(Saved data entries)
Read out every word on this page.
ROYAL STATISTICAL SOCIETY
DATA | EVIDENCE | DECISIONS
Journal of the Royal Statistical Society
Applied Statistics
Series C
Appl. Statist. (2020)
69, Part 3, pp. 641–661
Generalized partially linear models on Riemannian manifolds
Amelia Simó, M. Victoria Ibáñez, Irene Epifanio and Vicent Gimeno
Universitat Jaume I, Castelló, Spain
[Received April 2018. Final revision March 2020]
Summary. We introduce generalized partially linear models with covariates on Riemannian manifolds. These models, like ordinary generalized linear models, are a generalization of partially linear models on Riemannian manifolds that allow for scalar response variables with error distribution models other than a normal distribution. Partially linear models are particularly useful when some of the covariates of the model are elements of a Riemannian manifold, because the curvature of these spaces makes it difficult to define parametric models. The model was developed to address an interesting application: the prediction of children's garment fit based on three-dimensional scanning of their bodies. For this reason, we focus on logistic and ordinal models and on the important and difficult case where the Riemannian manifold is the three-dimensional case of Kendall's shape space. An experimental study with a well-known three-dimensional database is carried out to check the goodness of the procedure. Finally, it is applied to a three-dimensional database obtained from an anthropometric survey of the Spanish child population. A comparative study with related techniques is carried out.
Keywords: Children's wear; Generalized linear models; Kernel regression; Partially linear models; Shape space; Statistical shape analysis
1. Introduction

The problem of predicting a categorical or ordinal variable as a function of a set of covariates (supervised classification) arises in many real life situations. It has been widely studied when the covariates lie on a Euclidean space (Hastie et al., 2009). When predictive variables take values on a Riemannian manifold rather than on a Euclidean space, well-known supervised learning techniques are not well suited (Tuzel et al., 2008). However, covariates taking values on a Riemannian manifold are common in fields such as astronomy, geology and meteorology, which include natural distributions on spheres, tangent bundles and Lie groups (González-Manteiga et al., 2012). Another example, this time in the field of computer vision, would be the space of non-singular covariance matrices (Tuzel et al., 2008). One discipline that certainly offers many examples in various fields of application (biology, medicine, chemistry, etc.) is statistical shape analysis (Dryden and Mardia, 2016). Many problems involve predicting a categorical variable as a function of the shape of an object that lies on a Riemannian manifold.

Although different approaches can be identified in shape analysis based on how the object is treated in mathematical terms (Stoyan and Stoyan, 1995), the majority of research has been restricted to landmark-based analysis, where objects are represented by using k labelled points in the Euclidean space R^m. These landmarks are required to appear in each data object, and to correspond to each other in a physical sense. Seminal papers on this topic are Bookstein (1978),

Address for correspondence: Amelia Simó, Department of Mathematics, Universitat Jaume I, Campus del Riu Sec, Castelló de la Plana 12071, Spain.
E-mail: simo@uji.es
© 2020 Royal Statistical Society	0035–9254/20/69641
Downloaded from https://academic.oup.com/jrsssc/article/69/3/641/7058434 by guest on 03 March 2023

* * *

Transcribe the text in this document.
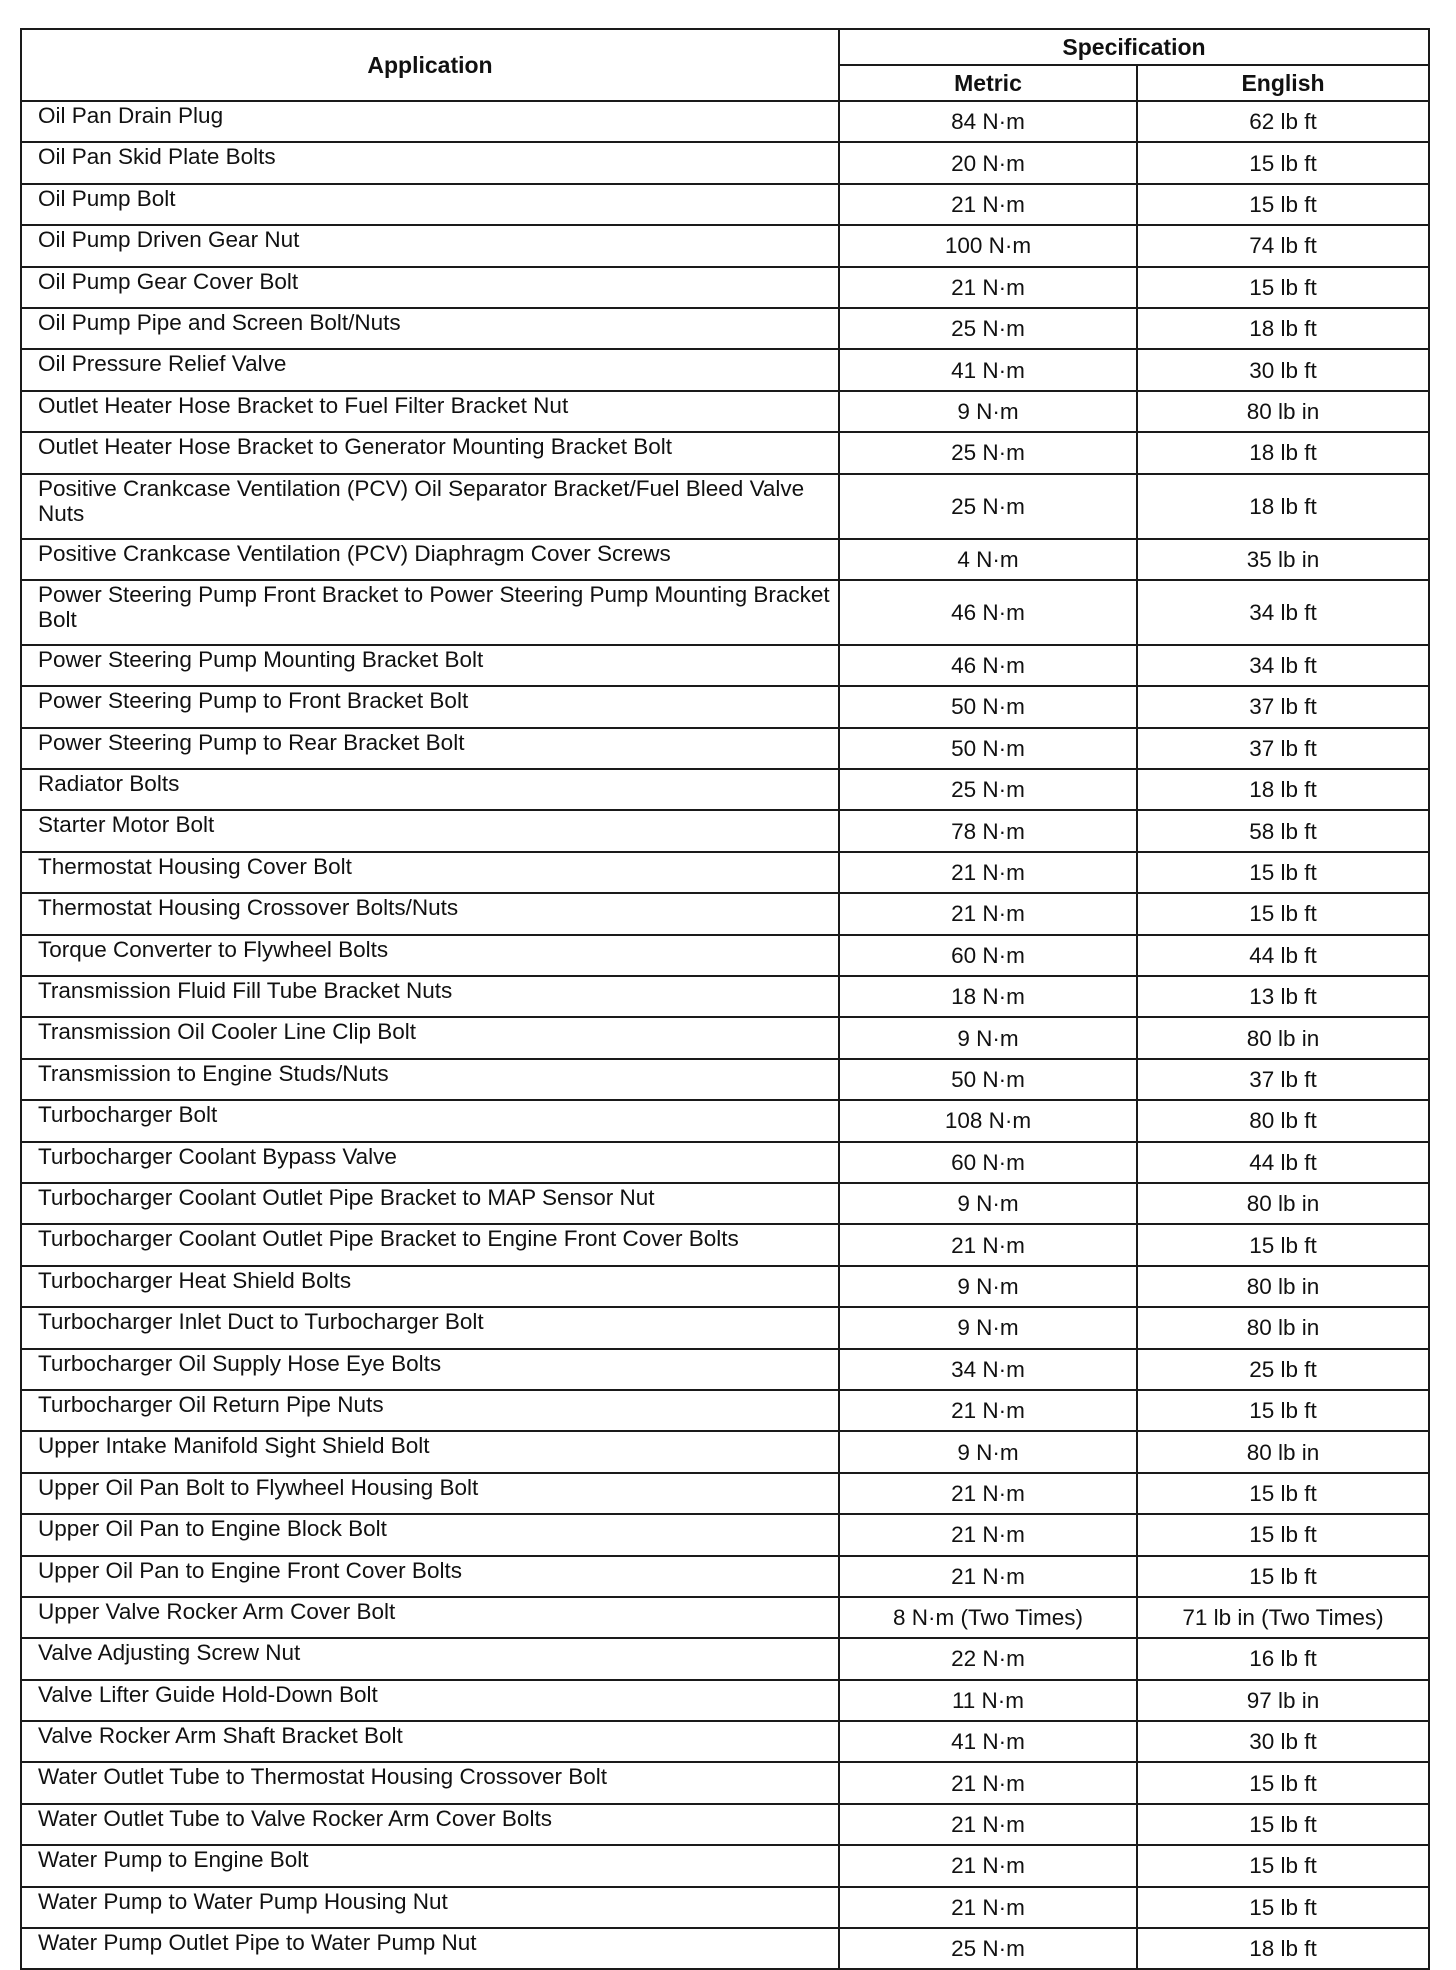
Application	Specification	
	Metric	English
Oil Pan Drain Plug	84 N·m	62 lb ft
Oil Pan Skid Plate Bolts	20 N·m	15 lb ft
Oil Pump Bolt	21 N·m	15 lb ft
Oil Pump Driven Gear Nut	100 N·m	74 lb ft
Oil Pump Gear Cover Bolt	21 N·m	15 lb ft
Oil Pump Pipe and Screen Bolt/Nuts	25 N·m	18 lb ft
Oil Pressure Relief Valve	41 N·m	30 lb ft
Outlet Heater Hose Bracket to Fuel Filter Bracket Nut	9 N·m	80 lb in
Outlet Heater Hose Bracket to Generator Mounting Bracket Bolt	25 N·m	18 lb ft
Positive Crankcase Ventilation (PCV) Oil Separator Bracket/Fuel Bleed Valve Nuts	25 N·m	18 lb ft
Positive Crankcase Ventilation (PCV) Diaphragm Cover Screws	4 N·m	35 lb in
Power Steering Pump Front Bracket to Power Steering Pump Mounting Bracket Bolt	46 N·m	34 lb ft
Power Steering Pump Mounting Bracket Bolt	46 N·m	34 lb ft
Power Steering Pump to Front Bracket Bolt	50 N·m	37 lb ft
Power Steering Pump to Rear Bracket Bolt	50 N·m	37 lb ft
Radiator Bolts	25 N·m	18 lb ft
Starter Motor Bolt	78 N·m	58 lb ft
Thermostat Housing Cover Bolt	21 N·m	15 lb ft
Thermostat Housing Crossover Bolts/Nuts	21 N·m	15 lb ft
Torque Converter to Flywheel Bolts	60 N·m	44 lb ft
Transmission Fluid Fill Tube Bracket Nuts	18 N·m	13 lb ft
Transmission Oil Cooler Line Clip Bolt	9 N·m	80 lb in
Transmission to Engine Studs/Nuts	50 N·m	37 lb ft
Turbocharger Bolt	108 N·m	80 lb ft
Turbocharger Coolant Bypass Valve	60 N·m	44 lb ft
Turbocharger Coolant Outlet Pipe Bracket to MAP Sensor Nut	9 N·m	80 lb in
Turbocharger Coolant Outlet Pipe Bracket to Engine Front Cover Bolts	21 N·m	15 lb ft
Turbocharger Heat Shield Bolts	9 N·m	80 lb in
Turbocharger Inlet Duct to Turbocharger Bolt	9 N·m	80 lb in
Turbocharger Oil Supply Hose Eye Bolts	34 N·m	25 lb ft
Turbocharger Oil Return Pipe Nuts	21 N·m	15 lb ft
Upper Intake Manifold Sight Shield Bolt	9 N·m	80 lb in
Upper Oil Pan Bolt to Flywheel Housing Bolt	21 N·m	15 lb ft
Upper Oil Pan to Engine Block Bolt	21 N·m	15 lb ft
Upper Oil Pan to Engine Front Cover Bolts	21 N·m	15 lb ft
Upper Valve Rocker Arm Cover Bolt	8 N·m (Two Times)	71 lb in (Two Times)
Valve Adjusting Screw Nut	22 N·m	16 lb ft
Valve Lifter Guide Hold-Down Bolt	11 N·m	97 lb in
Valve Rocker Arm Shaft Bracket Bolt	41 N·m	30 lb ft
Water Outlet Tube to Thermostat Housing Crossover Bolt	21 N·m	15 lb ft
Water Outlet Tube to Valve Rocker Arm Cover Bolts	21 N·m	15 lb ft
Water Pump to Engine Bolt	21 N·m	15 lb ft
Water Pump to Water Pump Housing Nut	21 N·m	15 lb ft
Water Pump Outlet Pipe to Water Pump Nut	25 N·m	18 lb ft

### Task goal:
Go through the records. Copy each line where "Valve" appears.

### Exercise output:
Oil Pressure Relief Valve	41 N·m	30 lb ft
Positive Crankcase Ventilation (PCV) Oil Separator Bracket/Fuel Bleed Valve Nuts	25 N·m	18 lb ft
Turbocharger Coolant Bypass Valve	60 N·m	44 lb ft
Upper Valve Rocker Arm Cover Bolt	8 N·m (Two Times)	71 lb in (Two Times)
Valve Adjusting Screw Nut	22 N·m	16 lb ft
Valve Lifter Guide Hold-Down Bolt	11 N·m	97 lb in
Valve Rocker Arm Shaft Bracket Bolt	41 N·m	30 lb ft
Water Outlet Tube to Valve Rocker Arm Cover Bolts	21 N·m	15 lb ft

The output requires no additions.